- [Set exercise] In the entries below, give the lines from the one containing "Find all labels, buttons, inputs, and" through the one containing "710, 747, 726]" as a JSON list of strings. Use one string per line, include both of those lines, and leave out any blank lines.

- [Item position entries]
------------------------------------------------------------
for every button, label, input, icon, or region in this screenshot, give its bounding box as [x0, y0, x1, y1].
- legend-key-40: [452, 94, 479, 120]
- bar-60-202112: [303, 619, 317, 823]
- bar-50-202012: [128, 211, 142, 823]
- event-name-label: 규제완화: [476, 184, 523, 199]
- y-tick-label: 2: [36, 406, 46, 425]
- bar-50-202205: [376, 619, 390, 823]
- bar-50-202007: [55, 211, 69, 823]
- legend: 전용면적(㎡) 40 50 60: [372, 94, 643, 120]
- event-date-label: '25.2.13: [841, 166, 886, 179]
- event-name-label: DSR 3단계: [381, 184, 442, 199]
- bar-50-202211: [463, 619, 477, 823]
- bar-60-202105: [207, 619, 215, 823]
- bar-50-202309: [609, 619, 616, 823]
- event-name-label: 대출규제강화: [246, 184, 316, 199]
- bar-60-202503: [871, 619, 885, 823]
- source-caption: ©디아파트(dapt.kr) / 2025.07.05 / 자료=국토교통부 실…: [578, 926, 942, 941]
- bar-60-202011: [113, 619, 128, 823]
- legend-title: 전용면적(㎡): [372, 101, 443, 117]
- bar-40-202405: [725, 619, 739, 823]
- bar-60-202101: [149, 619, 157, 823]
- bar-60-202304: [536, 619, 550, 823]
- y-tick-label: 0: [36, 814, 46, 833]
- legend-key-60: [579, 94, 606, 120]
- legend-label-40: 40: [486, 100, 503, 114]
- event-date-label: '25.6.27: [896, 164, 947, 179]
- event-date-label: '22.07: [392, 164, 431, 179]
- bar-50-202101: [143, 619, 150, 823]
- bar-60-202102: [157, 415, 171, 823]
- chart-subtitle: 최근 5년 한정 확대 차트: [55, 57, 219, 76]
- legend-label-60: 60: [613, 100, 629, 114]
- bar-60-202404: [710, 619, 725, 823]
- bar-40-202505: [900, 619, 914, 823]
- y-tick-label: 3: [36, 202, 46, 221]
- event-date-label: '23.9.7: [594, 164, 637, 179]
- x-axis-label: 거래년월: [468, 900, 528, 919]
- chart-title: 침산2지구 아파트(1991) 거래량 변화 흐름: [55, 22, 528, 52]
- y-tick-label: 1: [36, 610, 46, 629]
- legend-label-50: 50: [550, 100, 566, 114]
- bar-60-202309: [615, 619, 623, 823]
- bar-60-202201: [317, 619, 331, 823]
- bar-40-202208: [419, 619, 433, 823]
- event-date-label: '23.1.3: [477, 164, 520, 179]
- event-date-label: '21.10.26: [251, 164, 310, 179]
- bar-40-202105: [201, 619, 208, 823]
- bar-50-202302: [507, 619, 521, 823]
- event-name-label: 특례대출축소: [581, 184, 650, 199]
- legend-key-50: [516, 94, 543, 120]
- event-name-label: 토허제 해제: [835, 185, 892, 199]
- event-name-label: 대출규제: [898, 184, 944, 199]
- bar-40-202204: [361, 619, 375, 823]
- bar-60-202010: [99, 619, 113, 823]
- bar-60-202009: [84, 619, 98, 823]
------------------------------------------------------------
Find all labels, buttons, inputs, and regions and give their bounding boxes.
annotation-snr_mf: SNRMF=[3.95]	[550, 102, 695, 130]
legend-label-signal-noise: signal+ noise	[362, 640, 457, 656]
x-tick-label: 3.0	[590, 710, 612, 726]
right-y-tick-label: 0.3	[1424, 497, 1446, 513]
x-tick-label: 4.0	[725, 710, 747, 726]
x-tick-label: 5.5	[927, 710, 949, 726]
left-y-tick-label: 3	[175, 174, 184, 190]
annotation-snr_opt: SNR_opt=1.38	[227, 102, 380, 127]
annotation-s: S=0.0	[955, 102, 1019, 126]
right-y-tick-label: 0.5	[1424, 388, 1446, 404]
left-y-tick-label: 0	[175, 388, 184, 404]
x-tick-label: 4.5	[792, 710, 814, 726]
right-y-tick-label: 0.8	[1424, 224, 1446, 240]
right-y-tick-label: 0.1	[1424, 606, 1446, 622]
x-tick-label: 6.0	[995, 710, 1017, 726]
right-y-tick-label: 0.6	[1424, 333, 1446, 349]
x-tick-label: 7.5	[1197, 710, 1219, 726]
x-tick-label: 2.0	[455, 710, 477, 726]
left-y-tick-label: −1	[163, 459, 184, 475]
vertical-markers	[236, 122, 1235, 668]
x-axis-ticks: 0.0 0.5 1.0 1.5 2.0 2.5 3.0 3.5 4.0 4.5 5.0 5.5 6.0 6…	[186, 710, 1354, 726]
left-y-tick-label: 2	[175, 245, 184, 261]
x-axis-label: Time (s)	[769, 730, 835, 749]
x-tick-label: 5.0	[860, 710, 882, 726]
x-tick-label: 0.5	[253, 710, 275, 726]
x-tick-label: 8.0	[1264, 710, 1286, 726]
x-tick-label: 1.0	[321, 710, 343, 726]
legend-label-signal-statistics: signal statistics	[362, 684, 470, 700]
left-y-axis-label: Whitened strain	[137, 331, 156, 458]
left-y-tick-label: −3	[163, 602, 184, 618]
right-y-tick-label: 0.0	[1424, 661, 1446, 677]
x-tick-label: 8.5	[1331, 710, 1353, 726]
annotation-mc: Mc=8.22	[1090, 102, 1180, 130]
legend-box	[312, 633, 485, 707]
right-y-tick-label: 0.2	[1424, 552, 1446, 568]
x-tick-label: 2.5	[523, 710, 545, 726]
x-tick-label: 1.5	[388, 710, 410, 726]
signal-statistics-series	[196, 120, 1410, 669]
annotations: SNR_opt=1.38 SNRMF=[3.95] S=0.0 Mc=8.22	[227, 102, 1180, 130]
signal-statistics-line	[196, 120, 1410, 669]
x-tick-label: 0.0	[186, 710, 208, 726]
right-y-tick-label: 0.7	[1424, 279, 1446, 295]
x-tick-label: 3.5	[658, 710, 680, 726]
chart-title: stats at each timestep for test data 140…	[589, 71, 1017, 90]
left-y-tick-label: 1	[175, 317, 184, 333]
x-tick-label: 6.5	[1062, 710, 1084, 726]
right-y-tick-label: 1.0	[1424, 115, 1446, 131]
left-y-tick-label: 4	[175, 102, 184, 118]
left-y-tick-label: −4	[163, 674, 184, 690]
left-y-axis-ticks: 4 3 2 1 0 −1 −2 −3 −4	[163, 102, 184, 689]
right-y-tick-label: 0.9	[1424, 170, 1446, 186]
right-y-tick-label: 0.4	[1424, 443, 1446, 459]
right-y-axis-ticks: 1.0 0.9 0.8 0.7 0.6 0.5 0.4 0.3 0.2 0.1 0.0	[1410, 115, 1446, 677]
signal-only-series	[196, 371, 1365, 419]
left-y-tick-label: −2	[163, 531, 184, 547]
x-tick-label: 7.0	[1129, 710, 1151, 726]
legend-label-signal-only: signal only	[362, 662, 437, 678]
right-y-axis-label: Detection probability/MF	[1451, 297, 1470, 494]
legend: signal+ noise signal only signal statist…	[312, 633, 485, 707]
------------------------------------------------------------
- [Written answer]
[
  "Find all labels, buttons, inputs, and regions and give their bounding boxes.",
  "annotation-snr_mf: SNRMF=[3.95]\t[550, 102, 695, 130]",
  "legend-label-signal-noise: signal+ noise\t[362, 640, 457, 656]",
  "x-tick-label: 3.0\t[590, 710, 612, 726]",
  "right-y-tick-label: 0.3\t[1424, 497, 1446, 513]",
  "x-tick-label: 4.0\t[725, 710, 747, 726]"
]